[A block of data]
______________________________
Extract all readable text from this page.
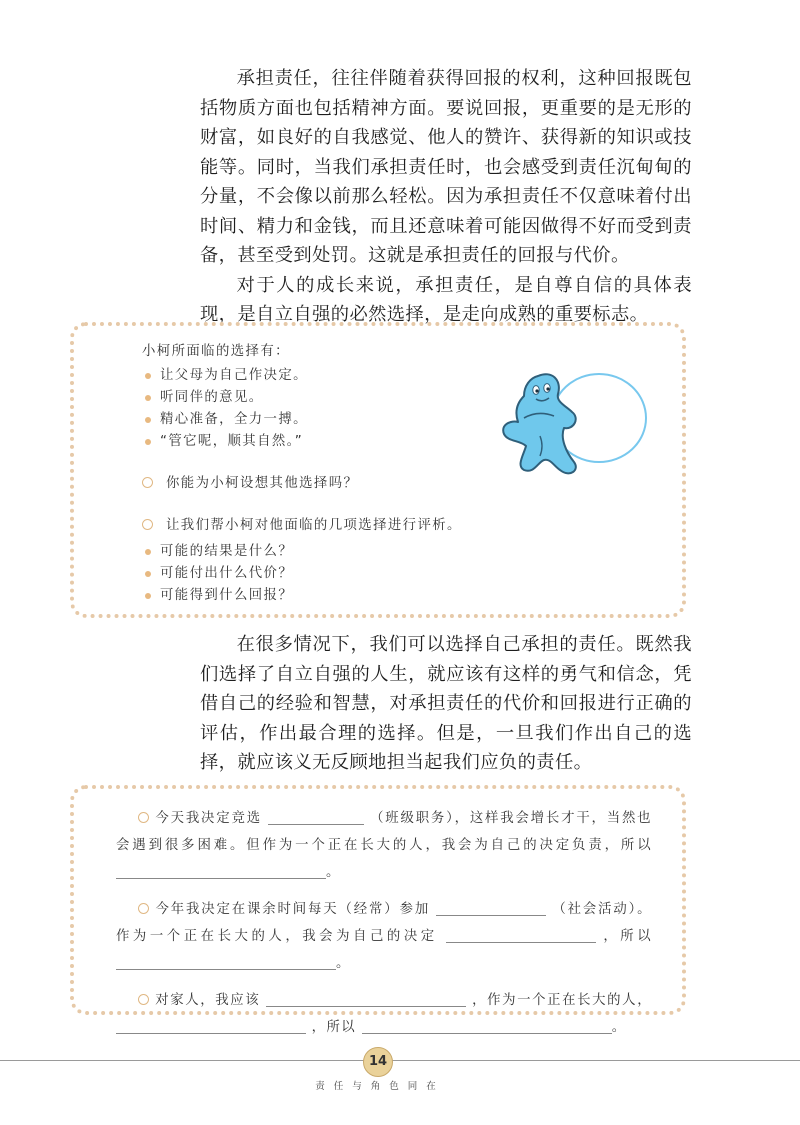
承担责任，往往伴随着获得回报的权利，这种回报既包括物质方面也包括精神方面。要说回报，更重要的是无形的财富，如良好的自我感觉、他人的赞许、获得新的知识或技能等。同时，当我们承担责任时，也会感受到责任沉甸甸的分量，不会像以前那么轻松。因为承担责任不仅意味着付出时间、精力和金钱，而且还意味着可能因做得不好而受到责备，甚至受到处罚。这就是承担责任的回报与代价。

对于人的成长来说，承担责任，是自尊自信的具体表现，是自立自强的必然选择，是走向成熟的重要标志。

小柯所面临的选择有：
让父母为自己作决定。
听同伴的意见。
精心准备，全力一搏。
“管它呢，顺其自然。”
你能为小柯设想其他选择吗？
让我们帮小柯对他面临的几项选择进行评析。
可能的结果是什么？
可能付出什么代价？
可能得到什么回报？

在很多情况下，我们可以选择自己承担的责任。既然我们选择了自立自强的人生，就应该有这样的勇气和信念，凭借自己的经验和智慧，对承担责任的代价和回报进行正确的评估，作出最合理的选择。但是，一旦我们作出自己的选择，就应该义无反顾地担当起我们应负的责任。

今天我决定竞选	（班级职务），这样我会增长才干，当然也会遇到很多困难。但作为一个正在长大的人，我会为自己的决定负责，所以 。

今年我决定在课余时间每天（经常）参加	（社会活动）。作为一个正在长大的人，我会为自己的决定	，所以 。

对家人，我应该	，作为一个正在长大的人，  ，所以	。

14
责任与角色同在
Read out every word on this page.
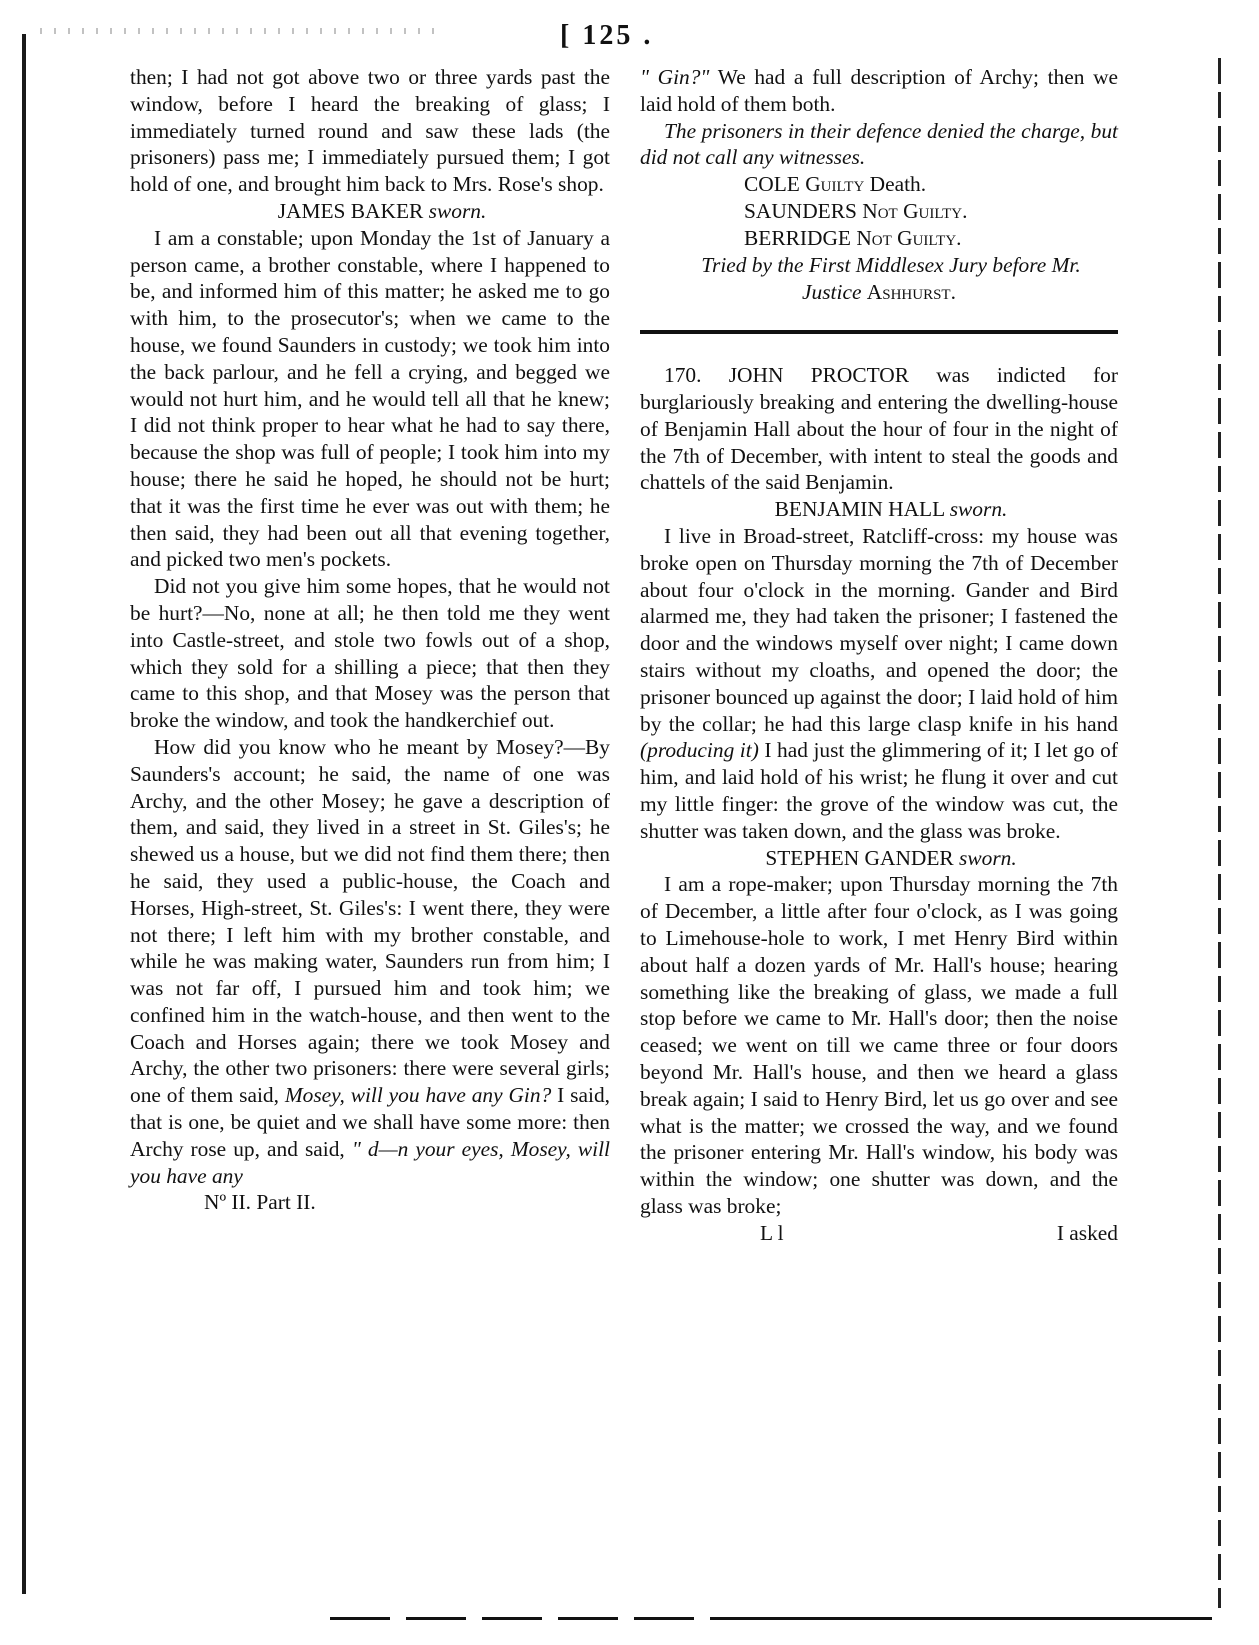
[ 125 .

then; I had not got above two or three yards past the window, before I heard the breaking of glass; I immediately turned round and saw these lads (the prisoners) pass me; I immediately pursued them; I got hold of one, and brought him back to Mrs. Rose's shop.

JAMES BAKER sworn.

I am a constable; upon Monday the 1st of January a person came, a brother constable, where I happened to be, and informed him of this matter; he asked me to go with him, to the prosecutor's; when we came to the house, we found Saunders in custody; we took him into the back parlour, and he fell a crying, and begged we would not hurt him, and he would tell all that he knew; I did not think proper to hear what he had to say there, because the shop was full of people; I took him into my house; there he said he hoped, he should not be hurt; that it was the first time he ever was out with them; he then said, they had been out all that evening together, and picked two men's pockets.

Did not you give him some hopes, that he would not be hurt?—No, none at all; he then told me they went into Castle-street, and stole two fowls out of a shop, which they sold for a shilling a piece; that then they came to this shop, and that Mosey was the person that broke the window, and took the handkerchief out.

How did you know who he meant by Mosey?—By Saunders's account; he said, the name of one was Archy, and the other Mosey; he gave a description of them, and said, they lived in a street in St. Giles's; he shewed us a house, but we did not find them there; then he said, they used a public-house, the Coach and Horses, High-street, St. Giles's: I went there, they were not there; I left him with my brother constable, and while he was making water, Saunders run from him; I was not far off, I pursued him and took him; we confined him in the watch-house, and then went to the Coach and Horses again; there we took Mosey and Archy, the other two prisoners: there were several girls; one of them said, Mosey, will you have any Gin? I said, that is one, be quiet and we shall have some more: then Archy rose up, and said, " d—n your eyes, Mosey, will you have any

Nº II. Part II.

" Gin?" We had a full description of Archy; then we laid hold of them both.

The prisoners in their defence denied the charge, but did not call any witnesses.

COLE Guilty Death.

SAUNDERS Not Guilty.

BERRIDGE Not Guilty.

Tried by the First Middlesex Jury before Mr.
Justice Ashhurst.

170. JOHN PROCTOR was indicted for burglariously breaking and entering the dwelling-house of Benjamin Hall about the hour of four in the night of the 7th of December, with intent to steal the goods and chattels of the said Benjamin.

BENJAMIN HALL sworn.

I live in Broad-street, Ratcliff-cross: my house was broke open on Thursday morning the 7th of December about four o'clock in the morning. Gander and Bird alarmed me, they had taken the prisoner; I fastened the door and the windows myself over night; I came down stairs without my cloaths, and opened the door; the prisoner bounced up against the door; I laid hold of him by the collar; he had this large clasp knife in his hand (producing it) I had just the glimmering of it; I let go of him, and laid hold of his wrist; he flung it over and cut my little finger: the grove of the window was cut, the shutter was taken down, and the glass was broke.

STEPHEN GANDER sworn.

I am a rope-maker; upon Thursday morning the 7th of December, a little after four o'clock, as I was going to Limehouse-hole to work, I met Henry Bird within about half a dozen yards of Mr. Hall's house; hearing something like the breaking of glass, we made a full stop before we came to Mr. Hall's door; then the noise ceased; we went on till we came three or four doors beyond Mr. Hall's house, and then we heard a glass break again; I said to Henry Bird, let us go over and see what is the matter; we crossed the way, and we found the prisoner entering Mr. Hall's window, his body was within the window; one shutter was down, and the glass was broke;

L l	I asked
______________________________
Your objective:
Reproduce each line exactly as it appears, omitting the pictures.

Exercise solution:
Extract all readable text from this page.
承担责任，往往伴随着获得回报的权利，这种回报既包括物质方面也包括精神方面。要说回报，更重要的是无形的财富，如良好的自我感觉、他人的赞许、获得新的知识或技能等。同时，当我们承担责任时，也会感受到责任沉甸甸的分量，不会像以前那么轻松。因为承担责任不仅意味着付出时间、精力和金钱，而且还意味着可能因做得不好而受到责备，甚至受到处罚。这就是承担责任的回报与代价。

对于人的成长来说，承担责任，是自尊自信的具体表现，是自立自强的必然选择，是走向成熟的重要标志。

小柯所面临的选择有：
让父母为自己作决定。
听同伴的意见。
精心准备，全力一搏。
“管它呢，顺其自然。”
你能为小柯设想其他选择吗？
让我们帮小柯对他面临的几项选择进行评析。
可能的结果是什么？
可能付出什么代价？
可能得到什么回报？

在很多情况下，我们可以选择自己承担的责任。既然我们选择了自立自强的人生，就应该有这样的勇气和信念，凭借自己的经验和智慧，对承担责任的代价和回报进行正确的评估，作出最合理的选择。但是，一旦我们作出自己的选择，就应该义无反顾地担当起我们应负的责任。

今天我决定竞选	（班级职务），这样我会增长才干，当然也会遇到很多困难。但作为一个正在长大的人，我会为自己的决定负责，所以 。

今年我决定在课余时间每天（经常）参加	（社会活动）。作为一个正在长大的人，我会为自己的决定	，所以 。

对家人，我应该	，作为一个正在长大的人，  ，所以	。

14
责任与角色同在
Read out every word on this page.
[ 125 .

then; I had not got above two or three yards past the window, before I heard the breaking of glass; I immediately turned round and saw these lads (the prisoners) pass me; I immediately pursued them; I got hold of one, and brought him back to Mrs. Rose's shop.

JAMES BAKER sworn.

I am a constable; upon Monday the 1st of January a person came, a brother constable, where I happened to be, and informed him of this matter; he asked me to go with him, to the prosecutor's; when we came to the house, we found Saunders in custody; we took him into the back parlour, and he fell a crying, and begged we would not hurt him, and he would tell all that he knew; I did not think proper to hear what he had to say there, because the shop was full of people; I took him into my house; there he said he hoped, he should not be hurt; that it was the first time he ever was out with them; he then said, they had been out all that evening together, and picked two men's pockets.

Did not you give him some hopes, that he would not be hurt?—No, none at all; he then told me they went into Castle-street, and stole two fowls out of a shop, which they sold for a shilling a piece; that then they came to this shop, and that Mosey was the person that broke the window, and took the handkerchief out.

How did you know who he meant by Mosey?—By Saunders's account; he said, the name of one was Archy, and the other Mosey; he gave a description of them, and said, they lived in a street in St. Giles's; he shewed us a house, but we did not find them there; then he said, they used a public-house, the Coach and Horses, High-street, St. Giles's: I went there, they were not there; I left him with my brother constable, and while he was making water, Saunders run from him; I was not far off, I pursued him and took him; we confined him in the watch-house, and then went to the Coach and Horses again; there we took Mosey and Archy, the other two prisoners: there were several girls; one of them said, Mosey, will you have any Gin? I said, that is one, be quiet and we shall have some more: then Archy rose up, and said, " d—n your eyes, Mosey, will you have any

Nº II. Part II.

" Gin?" We had a full description of Archy; then we laid hold of them both.

The prisoners in their defence denied the charge, but did not call any witnesses.

COLE Guilty Death.

SAUNDERS Not Guilty.

BERRIDGE Not Guilty.

Tried by the First Middlesex Jury before Mr.
Justice Ashhurst.

170. JOHN PROCTOR was indicted for burglariously breaking and entering the dwelling-house of Benjamin Hall about the hour of four in the night of the 7th of December, with intent to steal the goods and chattels of the said Benjamin.

BENJAMIN HALL sworn.

I live in Broad-street, Ratcliff-cross: my house was broke open on Thursday morning the 7th of December about four o'clock in the morning. Gander and Bird alarmed me, they had taken the prisoner; I fastened the door and the windows myself over night; I came down stairs without my cloaths, and opened the door; the prisoner bounced up against the door; I laid hold of him by the collar; he had this large clasp knife in his hand (producing it) I had just the glimmering of it; I let go of him, and laid hold of his wrist; he flung it over and cut my little finger: the grove of the window was cut, the shutter was taken down, and the glass was broke.

STEPHEN GANDER sworn.

I am a rope-maker; upon Thursday morning the 7th of December, a little after four o'clock, as I was going to Limehouse-hole to work, I met Henry Bird within about half a dozen yards of Mr. Hall's house; hearing something like the breaking of glass, we made a full stop before we came to Mr. Hall's door; then the noise ceased; we went on till we came three or four doors beyond Mr. Hall's house, and then we heard a glass break again; I said to Henry Bird, let us go over and see what is the matter; we crossed the way, and we found the prisoner entering Mr. Hall's window, his body was within the window; one shutter was down, and the glass was broke;

L l	I asked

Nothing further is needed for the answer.